**TASK DETAILS:**
Take from the listing each line that has the string "FFFFFF".

START EXERCISE INPUTS

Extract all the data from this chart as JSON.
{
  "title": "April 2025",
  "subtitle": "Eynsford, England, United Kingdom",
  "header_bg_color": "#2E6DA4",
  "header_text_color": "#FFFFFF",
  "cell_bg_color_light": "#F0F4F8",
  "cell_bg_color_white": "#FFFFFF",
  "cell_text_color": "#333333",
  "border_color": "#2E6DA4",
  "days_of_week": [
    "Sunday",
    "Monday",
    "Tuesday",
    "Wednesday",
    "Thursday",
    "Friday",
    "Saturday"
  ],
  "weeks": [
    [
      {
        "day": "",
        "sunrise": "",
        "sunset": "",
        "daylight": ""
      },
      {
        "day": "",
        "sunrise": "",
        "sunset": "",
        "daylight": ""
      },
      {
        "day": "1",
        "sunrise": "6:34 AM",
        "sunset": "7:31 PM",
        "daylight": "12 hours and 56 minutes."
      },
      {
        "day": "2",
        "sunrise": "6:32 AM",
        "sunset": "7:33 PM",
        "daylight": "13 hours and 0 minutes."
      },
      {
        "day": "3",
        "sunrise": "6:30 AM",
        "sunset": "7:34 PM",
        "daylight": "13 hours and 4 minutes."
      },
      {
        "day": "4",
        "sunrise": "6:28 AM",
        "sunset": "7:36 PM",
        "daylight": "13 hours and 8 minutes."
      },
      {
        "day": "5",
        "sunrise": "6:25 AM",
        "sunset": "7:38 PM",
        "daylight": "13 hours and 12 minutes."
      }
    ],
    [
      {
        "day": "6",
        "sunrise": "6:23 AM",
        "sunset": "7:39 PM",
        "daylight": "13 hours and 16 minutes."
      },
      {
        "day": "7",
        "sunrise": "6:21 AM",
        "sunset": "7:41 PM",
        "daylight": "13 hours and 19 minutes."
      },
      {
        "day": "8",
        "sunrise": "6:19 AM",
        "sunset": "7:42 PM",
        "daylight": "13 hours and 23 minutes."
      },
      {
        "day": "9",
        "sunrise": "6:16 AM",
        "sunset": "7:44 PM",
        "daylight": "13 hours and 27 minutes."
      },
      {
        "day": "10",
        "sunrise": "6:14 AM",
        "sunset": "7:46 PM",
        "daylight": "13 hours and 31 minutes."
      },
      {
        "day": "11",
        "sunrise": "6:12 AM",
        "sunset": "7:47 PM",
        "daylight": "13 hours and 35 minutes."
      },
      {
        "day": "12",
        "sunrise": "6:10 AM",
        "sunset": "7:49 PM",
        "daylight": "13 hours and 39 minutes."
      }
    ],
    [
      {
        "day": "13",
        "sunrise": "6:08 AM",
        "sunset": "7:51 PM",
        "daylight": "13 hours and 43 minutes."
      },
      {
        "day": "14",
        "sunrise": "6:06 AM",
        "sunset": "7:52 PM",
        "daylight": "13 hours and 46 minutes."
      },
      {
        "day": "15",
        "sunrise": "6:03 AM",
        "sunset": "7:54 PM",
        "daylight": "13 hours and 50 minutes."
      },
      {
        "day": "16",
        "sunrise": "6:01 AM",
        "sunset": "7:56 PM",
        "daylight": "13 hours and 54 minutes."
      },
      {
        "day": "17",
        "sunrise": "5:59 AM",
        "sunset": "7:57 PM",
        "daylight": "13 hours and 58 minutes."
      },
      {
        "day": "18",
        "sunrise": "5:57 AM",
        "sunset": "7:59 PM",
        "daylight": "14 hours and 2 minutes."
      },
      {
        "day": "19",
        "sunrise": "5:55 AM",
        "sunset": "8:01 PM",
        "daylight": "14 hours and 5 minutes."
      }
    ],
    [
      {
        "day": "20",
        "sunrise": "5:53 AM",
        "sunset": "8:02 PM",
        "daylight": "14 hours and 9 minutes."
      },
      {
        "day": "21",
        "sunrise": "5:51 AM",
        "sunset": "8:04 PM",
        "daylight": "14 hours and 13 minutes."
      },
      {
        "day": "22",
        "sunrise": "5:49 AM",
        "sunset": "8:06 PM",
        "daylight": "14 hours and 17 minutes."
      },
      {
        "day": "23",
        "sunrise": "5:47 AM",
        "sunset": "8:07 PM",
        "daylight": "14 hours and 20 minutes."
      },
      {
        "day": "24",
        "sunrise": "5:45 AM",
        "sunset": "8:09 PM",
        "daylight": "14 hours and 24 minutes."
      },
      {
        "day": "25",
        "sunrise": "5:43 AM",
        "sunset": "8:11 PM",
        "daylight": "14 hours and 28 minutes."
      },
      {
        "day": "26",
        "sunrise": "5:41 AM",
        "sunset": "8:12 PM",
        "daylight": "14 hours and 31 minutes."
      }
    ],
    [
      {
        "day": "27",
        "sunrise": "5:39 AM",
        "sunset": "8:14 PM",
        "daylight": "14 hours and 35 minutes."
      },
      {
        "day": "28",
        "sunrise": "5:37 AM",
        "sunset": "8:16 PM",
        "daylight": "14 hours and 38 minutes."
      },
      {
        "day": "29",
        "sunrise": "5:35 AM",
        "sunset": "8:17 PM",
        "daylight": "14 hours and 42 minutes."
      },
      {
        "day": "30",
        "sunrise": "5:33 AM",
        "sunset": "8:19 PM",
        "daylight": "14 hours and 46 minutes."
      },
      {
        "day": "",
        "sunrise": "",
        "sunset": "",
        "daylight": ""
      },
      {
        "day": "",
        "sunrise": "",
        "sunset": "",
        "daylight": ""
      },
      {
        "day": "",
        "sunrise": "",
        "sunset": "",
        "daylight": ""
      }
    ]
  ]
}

END EXERCISE INPUTS

**COMPLETED EXERCISE:**
  "header_text_color": "#FFFFFF",
  "cell_bg_color_white": "#FFFFFF",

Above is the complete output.